◆ **EXERCISE BRIEF**
Where does the string "name" appear? Copy every line of the entries below that holds it.

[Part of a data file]

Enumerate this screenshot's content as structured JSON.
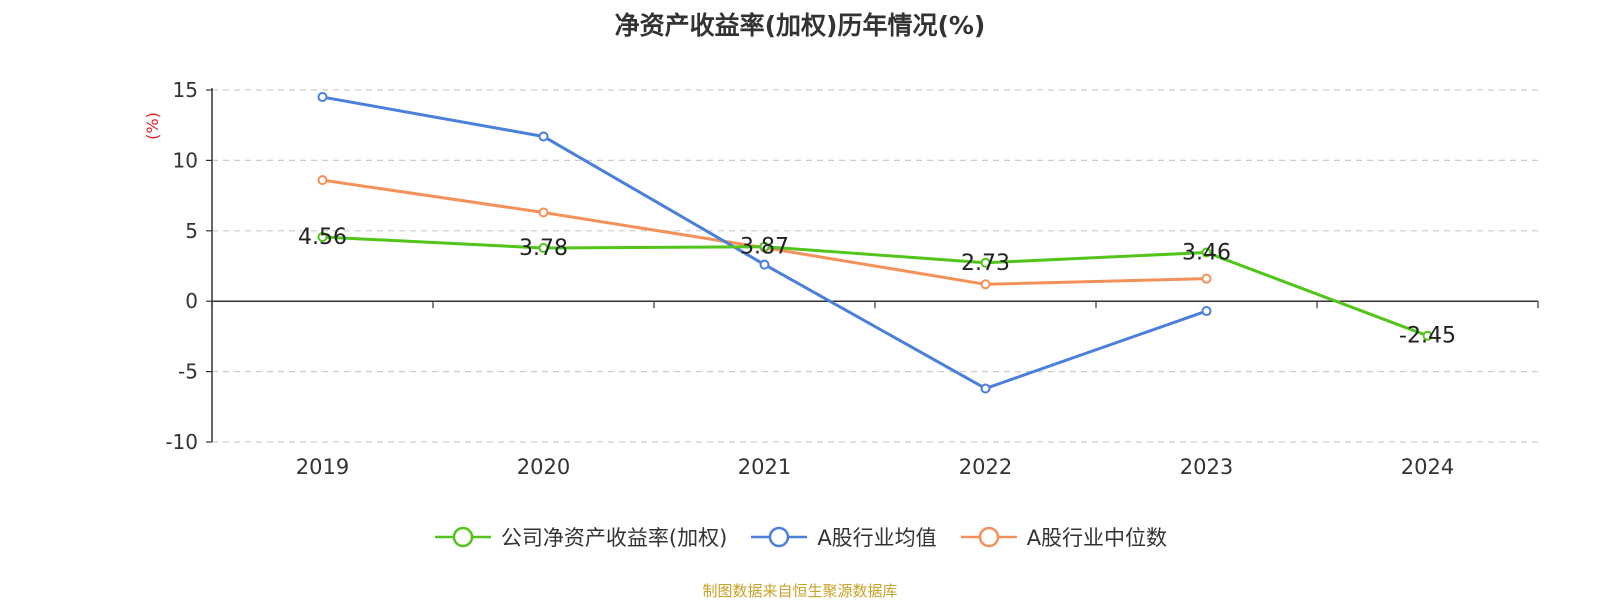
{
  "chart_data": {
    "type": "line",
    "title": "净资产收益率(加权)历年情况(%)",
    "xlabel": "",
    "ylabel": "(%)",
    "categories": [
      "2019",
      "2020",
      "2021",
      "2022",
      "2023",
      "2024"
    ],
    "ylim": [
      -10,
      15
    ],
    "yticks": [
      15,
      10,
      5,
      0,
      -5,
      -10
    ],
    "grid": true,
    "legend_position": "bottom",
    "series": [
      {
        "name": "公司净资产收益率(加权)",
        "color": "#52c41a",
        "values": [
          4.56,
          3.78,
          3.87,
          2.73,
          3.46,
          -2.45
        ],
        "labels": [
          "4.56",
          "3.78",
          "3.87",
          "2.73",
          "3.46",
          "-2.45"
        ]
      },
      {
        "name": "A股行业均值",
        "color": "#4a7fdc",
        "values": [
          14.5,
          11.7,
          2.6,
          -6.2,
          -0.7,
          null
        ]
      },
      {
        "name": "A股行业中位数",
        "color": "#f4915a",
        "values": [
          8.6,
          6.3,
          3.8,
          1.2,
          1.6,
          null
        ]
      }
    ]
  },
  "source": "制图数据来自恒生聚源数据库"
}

◆ **RESPONSE TO THE TASK**
        "name": "公司净资产收益率(加权)",
        "name": "A股行业均值",
        "name": "A股行业中位数",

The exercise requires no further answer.